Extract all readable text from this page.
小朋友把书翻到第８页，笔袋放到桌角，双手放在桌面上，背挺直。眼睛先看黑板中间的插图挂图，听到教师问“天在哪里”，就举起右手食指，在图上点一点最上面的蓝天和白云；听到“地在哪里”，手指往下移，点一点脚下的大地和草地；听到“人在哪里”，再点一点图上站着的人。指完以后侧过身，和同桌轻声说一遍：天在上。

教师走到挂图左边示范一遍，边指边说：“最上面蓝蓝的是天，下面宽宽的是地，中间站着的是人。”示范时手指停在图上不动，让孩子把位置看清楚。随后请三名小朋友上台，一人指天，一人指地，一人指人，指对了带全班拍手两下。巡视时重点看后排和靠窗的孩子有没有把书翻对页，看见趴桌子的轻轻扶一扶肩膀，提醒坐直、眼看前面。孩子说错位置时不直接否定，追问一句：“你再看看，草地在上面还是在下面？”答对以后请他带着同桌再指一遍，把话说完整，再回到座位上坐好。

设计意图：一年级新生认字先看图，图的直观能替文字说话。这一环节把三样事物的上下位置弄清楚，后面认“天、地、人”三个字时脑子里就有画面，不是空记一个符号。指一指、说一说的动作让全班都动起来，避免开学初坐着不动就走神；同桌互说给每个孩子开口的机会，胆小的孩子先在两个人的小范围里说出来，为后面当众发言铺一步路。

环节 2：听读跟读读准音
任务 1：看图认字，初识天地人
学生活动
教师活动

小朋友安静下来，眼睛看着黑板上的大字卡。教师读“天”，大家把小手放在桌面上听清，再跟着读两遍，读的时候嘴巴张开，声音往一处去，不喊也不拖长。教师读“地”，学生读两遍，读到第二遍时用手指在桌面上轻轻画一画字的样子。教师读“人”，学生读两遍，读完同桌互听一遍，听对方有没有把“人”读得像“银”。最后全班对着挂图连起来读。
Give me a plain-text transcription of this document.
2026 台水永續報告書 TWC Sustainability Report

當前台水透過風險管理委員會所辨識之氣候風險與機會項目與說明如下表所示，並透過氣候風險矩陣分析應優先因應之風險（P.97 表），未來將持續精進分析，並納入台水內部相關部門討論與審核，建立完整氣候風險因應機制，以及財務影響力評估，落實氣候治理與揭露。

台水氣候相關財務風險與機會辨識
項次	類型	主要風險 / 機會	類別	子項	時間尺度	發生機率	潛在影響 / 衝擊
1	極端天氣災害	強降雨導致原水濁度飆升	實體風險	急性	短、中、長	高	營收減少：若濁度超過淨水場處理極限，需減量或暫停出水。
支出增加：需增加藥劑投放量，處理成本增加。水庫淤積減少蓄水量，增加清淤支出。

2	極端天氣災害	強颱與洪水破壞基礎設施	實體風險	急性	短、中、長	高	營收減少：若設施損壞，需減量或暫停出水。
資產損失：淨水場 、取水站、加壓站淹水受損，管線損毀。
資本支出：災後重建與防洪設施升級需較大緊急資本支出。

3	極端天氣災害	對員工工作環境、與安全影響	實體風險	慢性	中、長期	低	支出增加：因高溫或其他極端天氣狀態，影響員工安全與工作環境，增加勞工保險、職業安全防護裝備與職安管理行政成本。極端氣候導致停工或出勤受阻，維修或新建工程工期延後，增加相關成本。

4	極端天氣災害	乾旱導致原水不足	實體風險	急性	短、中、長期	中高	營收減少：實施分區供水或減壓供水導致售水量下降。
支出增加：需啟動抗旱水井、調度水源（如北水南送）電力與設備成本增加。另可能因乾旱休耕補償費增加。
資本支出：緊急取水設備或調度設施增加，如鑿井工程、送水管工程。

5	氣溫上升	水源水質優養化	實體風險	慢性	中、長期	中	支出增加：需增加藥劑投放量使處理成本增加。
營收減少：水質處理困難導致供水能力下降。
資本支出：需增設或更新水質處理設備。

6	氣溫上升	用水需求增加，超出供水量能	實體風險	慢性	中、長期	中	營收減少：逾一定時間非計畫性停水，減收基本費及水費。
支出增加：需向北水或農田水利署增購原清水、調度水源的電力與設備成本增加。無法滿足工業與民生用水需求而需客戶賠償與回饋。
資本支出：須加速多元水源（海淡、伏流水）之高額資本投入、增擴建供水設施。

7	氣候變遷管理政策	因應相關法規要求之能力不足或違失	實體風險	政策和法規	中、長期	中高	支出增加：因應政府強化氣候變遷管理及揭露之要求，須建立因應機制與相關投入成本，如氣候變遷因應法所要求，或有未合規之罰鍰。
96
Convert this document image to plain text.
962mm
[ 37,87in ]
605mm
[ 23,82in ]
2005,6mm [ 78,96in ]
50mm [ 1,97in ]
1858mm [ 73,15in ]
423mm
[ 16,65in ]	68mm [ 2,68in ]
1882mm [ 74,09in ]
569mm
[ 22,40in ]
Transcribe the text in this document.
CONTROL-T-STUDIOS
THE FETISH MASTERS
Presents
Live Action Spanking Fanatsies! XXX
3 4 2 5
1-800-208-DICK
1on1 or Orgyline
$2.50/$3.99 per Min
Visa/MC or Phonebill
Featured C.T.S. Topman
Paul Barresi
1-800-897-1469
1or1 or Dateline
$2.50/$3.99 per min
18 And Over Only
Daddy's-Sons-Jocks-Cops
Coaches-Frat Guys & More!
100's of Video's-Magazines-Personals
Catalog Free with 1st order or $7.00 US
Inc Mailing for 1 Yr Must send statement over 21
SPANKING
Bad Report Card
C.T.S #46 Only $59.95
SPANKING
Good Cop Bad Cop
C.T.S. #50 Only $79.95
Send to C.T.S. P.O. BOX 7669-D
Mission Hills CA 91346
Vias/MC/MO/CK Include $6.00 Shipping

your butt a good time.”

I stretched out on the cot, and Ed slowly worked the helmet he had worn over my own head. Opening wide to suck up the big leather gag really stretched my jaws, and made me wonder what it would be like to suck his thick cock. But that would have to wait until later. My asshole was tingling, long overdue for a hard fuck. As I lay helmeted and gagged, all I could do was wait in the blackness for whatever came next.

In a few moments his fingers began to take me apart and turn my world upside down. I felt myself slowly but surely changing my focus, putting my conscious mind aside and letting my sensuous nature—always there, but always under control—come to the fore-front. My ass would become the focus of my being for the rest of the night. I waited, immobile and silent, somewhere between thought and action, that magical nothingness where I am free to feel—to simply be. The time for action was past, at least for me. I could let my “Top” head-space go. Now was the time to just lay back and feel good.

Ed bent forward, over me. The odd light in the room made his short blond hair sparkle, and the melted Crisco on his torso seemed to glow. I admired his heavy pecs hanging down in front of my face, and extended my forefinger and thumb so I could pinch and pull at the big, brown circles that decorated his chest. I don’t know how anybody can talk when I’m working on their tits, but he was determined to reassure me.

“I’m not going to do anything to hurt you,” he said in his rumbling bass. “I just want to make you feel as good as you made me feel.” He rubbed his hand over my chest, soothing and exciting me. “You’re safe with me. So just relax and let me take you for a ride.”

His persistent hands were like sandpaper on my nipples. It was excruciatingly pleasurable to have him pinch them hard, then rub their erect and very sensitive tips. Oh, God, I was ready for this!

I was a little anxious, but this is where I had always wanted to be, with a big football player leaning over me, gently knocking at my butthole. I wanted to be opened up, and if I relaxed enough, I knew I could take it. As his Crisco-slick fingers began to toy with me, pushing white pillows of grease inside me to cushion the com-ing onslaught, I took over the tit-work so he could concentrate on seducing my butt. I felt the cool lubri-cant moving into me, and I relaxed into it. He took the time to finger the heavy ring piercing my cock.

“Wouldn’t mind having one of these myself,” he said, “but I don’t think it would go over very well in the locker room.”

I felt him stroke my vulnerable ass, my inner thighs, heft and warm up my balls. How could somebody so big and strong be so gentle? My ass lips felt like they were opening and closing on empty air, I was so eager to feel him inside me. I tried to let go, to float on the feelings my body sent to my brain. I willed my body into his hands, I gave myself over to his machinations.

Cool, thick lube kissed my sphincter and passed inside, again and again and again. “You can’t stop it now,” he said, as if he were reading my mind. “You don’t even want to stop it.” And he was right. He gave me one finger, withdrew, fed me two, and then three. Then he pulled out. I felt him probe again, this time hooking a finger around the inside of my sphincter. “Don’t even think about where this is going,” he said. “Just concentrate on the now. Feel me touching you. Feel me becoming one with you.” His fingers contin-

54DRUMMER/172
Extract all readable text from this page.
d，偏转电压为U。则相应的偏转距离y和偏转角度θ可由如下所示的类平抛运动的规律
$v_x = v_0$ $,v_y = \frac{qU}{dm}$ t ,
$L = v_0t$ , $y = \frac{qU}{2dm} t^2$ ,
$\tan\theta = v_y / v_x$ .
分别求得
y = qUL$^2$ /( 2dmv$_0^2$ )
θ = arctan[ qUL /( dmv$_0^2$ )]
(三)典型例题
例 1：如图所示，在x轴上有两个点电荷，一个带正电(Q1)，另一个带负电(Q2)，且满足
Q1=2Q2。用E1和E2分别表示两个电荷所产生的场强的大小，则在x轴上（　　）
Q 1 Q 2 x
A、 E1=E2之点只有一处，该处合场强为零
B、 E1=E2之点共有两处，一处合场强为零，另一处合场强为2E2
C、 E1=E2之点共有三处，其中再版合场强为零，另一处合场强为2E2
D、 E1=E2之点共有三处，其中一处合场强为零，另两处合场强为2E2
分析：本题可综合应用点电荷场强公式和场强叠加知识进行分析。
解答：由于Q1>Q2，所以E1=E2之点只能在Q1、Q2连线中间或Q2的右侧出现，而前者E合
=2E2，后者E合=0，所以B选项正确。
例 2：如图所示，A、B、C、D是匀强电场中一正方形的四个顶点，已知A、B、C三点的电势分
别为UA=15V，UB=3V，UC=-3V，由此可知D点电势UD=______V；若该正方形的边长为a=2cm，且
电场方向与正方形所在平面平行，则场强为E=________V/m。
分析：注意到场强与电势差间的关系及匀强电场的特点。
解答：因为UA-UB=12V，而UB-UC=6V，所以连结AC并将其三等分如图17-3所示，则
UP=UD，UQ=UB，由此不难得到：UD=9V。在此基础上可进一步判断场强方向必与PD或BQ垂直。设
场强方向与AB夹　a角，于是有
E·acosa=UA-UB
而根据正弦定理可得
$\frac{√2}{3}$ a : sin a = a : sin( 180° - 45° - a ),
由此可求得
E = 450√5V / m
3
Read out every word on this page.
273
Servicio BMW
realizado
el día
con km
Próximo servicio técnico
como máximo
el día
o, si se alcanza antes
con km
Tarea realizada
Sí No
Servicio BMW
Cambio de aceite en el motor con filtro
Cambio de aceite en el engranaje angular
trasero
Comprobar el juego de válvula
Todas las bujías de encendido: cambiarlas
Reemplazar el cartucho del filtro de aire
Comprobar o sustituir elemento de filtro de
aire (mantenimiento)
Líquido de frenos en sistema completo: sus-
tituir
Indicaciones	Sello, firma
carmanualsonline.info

* * *

[Work required]:
Work out how many lines above have the string "cock" in them, and give only the number.

[Task solution]:
2